* [Written problem]
Reproduce the closing part of the entries exactly: the line with "Parse this screenshot: output" and all lines after it, ending with the last line, and nothing else.

* [Provided records]
====

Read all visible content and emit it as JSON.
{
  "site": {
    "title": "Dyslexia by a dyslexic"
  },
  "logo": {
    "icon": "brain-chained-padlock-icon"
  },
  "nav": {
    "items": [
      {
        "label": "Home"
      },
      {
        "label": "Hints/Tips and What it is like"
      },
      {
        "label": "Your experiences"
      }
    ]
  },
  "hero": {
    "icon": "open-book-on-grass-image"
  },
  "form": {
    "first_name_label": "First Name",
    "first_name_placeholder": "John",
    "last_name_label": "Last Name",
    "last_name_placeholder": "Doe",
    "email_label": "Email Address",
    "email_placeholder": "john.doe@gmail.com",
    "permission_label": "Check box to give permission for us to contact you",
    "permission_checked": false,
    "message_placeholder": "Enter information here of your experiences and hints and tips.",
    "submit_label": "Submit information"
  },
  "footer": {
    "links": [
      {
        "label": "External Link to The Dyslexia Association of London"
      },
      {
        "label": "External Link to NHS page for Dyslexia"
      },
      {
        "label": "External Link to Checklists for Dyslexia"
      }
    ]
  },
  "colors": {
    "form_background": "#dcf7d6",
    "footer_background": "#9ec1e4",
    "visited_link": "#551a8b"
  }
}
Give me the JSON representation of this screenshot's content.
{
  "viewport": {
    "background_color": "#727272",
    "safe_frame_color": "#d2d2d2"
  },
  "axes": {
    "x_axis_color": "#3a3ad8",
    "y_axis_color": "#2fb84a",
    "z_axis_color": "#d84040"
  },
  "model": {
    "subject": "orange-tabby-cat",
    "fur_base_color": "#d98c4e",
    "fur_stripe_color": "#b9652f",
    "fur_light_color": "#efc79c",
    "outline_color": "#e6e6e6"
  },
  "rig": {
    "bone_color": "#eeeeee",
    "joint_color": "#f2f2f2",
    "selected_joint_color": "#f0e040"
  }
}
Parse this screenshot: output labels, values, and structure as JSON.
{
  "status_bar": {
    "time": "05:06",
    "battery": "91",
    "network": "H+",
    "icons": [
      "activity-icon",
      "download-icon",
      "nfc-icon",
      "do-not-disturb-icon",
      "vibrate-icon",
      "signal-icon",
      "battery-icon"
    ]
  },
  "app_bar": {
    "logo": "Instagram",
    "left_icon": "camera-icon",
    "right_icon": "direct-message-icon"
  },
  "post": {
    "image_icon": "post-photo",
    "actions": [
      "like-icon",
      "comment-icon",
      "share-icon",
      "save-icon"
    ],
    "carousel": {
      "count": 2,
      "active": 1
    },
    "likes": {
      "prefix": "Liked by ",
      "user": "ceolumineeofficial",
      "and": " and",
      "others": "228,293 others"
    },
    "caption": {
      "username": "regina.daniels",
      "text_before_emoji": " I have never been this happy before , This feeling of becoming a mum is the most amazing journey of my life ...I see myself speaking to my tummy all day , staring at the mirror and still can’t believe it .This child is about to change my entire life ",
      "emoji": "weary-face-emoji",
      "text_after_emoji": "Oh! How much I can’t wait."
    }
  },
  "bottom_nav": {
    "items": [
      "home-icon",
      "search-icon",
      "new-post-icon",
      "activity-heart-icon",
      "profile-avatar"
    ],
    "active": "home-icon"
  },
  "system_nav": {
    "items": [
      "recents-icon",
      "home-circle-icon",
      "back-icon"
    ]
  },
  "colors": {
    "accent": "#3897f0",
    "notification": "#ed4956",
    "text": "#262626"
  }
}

====

* [Answer to this exercise]
Parse this screenshot: output labels, values, and structure as JSON.
{
  "status_bar": {
    "time": "05:06",
    "battery": "91",
    "network": "H+",
    "icons": [
      "activity-icon",
      "download-icon",
      "nfc-icon",
      "do-not-disturb-icon",
      "vibrate-icon",
      "signal-icon",
      "battery-icon"
    ]
  },
  "app_bar": {
    "logo": "Instagram",
    "left_icon": "camera-icon",
    "right_icon": "direct-message-icon"
  },
  "post": {
    "image_icon": "post-photo",
    "actions": [
      "like-icon",
      "comment-icon",
      "share-icon",
      "save-icon"
    ],
    "carousel": {
      "count": 2,
      "active": 1
    },
    "likes": {
      "prefix": "Liked by ",
      "user": "ceolumineeofficial",
      "and": " and",
      "others": "228,293 others"
    },
    "caption": {
      "username": "regina.daniels",
      "text_before_emoji": " I have never been this happy before , This feeling of becoming a mum is the most amazing journey of my life ...I see myself speaking to my tummy all day , staring at the mirror and still can’t believe it .This child is about to change my entire life ",
      "emoji": "weary-face-emoji",
      "text_after_emoji": "Oh! How much I can’t wait."
    }
  },
  "bottom_nav": {
    "items": [
      "home-icon",
      "search-icon",
      "new-post-icon",
      "activity-heart-icon",
      "profile-avatar"
    ],
    "active": "home-icon"
  },
  "system_nav": {
    "items": [
      "recents-icon",
      "home-circle-icon",
      "back-icon"
    ]
  },
  "colors": {
    "accent": "#3897f0",
    "notification": "#ed4956",
    "text": "#262626"
  }
}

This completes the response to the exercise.